Saved data entries
* * *
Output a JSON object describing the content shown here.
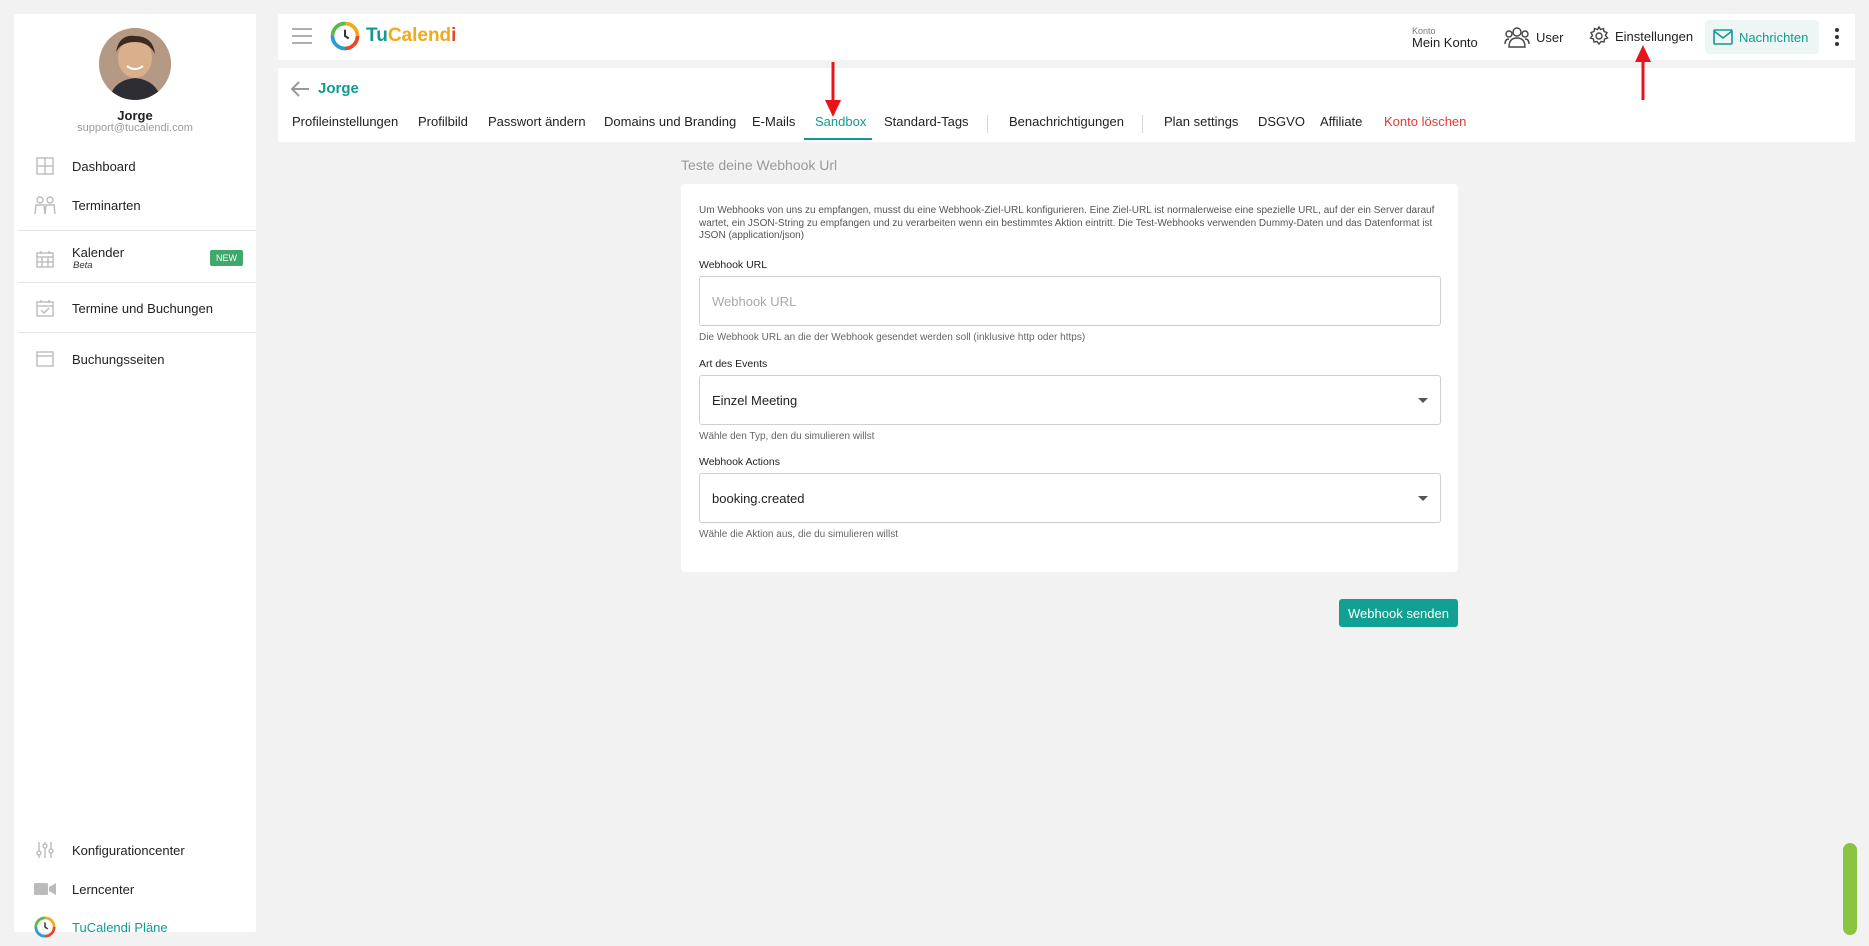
{
  "user": {
    "name": "Jorge",
    "email": "support@tucalendi.com"
  },
  "sidebar": {
    "items": [
      {
        "label": "Dashboard",
        "icon": "dashboard-icon"
      },
      {
        "label": "Terminarten",
        "icon": "people-icon"
      },
      {
        "label": "Kalender",
        "sub": "Beta",
        "badge": "NEW",
        "icon": "calendar-icon"
      },
      {
        "label": "Termine und Buchungen",
        "icon": "calendar-check-icon"
      },
      {
        "label": "Buchungsseiten",
        "icon": "window-icon"
      }
    ],
    "bottom": [
      {
        "label": "Konfigurationcenter",
        "icon": "sliders-icon"
      },
      {
        "label": "Lerncenter",
        "icon": "video-icon"
      },
      {
        "label": "TuCalendi Pläne",
        "icon": "tucalendi-logo-icon"
      }
    ]
  },
  "header": {
    "logo_tu": "Tu",
    "logo_calend": "Calend",
    "logo_i": "i",
    "konto_label": "Konto",
    "konto_value": "Mein Konto",
    "user_label": "User",
    "settings_label": "Einstellungen",
    "messages_label": "Nachrichten"
  },
  "profile": {
    "back_name": "Jorge",
    "tabs": [
      "Profileinstellungen",
      "Profilbild",
      "Passwort ändern",
      "Domains und Branding",
      "E-Mails",
      "Sandbox",
      "Standard-Tags",
      "Benachrichtigungen",
      "Plan settings",
      "DSGVO",
      "Affiliate",
      "Konto löschen"
    ],
    "active_tab": "Sandbox"
  },
  "webhook": {
    "section_title": "Teste deine Webhook Url",
    "intro": "Um Webhooks von uns zu empfangen, musst du eine Webhook-Ziel-URL konfigurieren. Eine Ziel-URL ist normalerweise eine spezielle URL, auf der ein Server darauf wartet, ein JSON-String zu empfangen und zu verarbeiten wenn ein bestimmtes Aktion eintritt. Die Test-Webhooks verwenden Dummy-Daten und das Datenformat ist JSON (application/json)",
    "url_label": "Webhook URL",
    "url_placeholder": "Webhook URL",
    "url_help": "Die Webhook URL an die der Webhook gesendet werden soll (inklusive http oder https)",
    "event_label": "Art des Events",
    "event_value": "Einzel Meeting",
    "event_help": "Wähle den Typ, den du simulieren willst",
    "actions_label": "Webhook Actions",
    "actions_value": "booking.created",
    "actions_help": "Wähle die Aktion aus, die du simulieren willst",
    "send_label": "Webhook senden"
  },
  "colors": {
    "accent": "#0f9b92",
    "danger": "#e03a3a",
    "badge": "#3fa86a",
    "annotation": "#e8141b"
  }
}
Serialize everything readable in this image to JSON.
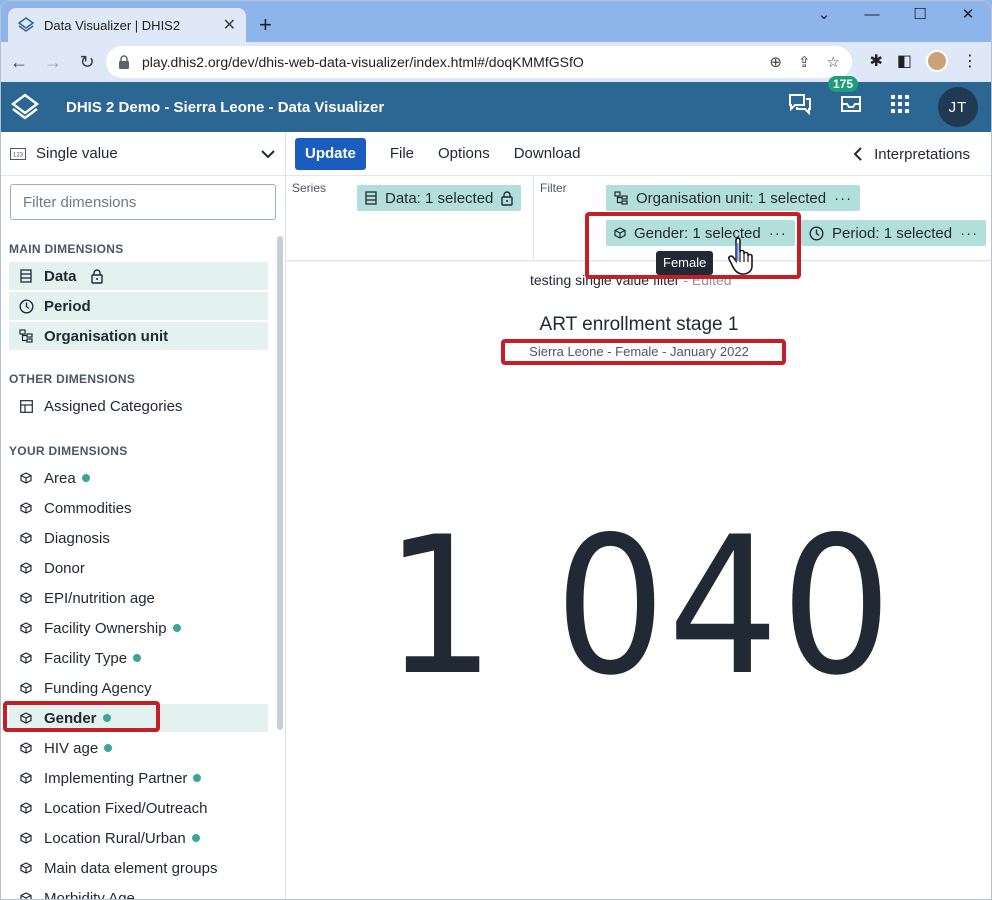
* * *
WHAT NEEDS TO BE DONE: Transcribe the listing in full and omit the pictures.

OUTPUT:
Output a JSON object describing the content shown here.
{
  "user": {
    "name": "Jorge",
    "email": "support@tucalendi.com"
  },
  "sidebar": {
    "items": [
      {
        "label": "Dashboard",
        "icon": "dashboard-icon"
      },
      {
        "label": "Terminarten",
        "icon": "people-icon"
      },
      {
        "label": "Kalender",
        "sub": "Beta",
        "badge": "NEW",
        "icon": "calendar-icon"
      },
      {
        "label": "Termine und Buchungen",
        "icon": "calendar-check-icon"
      },
      {
        "label": "Buchungsseiten",
        "icon": "window-icon"
      }
    ],
    "bottom": [
      {
        "label": "Konfigurationcenter",
        "icon": "sliders-icon"
      },
      {
        "label": "Lerncenter",
        "icon": "video-icon"
      },
      {
        "label": "TuCalendi Pläne",
        "icon": "tucalendi-logo-icon"
      }
    ]
  },
  "header": {
    "logo_tu": "Tu",
    "logo_calend": "Calend",
    "logo_i": "i",
    "konto_label": "Konto",
    "konto_value": "Mein Konto",
    "user_label": "User",
    "settings_label": "Einstellungen",
    "messages_label": "Nachrichten"
  },
  "profile": {
    "back_name": "Jorge",
    "tabs": [
      "Profileinstellungen",
      "Profilbild",
      "Passwort ändern",
      "Domains und Branding",
      "E-Mails",
      "Sandbox",
      "Standard-Tags",
      "Benachrichtigungen",
      "Plan settings",
      "DSGVO",
      "Affiliate",
      "Konto löschen"
    ],
    "active_tab": "Sandbox"
  },
  "webhook": {
    "section_title": "Teste deine Webhook Url",
    "intro": "Um Webhooks von uns zu empfangen, musst du eine Webhook-Ziel-URL konfigurieren. Eine Ziel-URL ist normalerweise eine spezielle URL, auf der ein Server darauf wartet, ein JSON-String zu empfangen und zu verarbeiten wenn ein bestimmtes Aktion eintritt. Die Test-Webhooks verwenden Dummy-Daten und das Datenformat ist JSON (application/json)",
    "url_label": "Webhook URL",
    "url_placeholder": "Webhook URL",
    "url_help": "Die Webhook URL an die der Webhook gesendet werden soll (inklusive http oder https)",
    "event_label": "Art des Events",
    "event_value": "Einzel Meeting",
    "event_help": "Wähle den Typ, den du simulieren willst",
    "actions_label": "Webhook Actions",
    "actions_value": "booking.created",
    "actions_help": "Wähle die Aktion aus, die du simulieren willst",
    "send_label": "Webhook senden"
  },
  "colors": {
    "accent": "#0f9b92",
    "danger": "#e03a3a",
    "badge": "#3fa86a",
    "annotation": "#e8141b"
  }
}
Serialize everything readable in this image to JSON.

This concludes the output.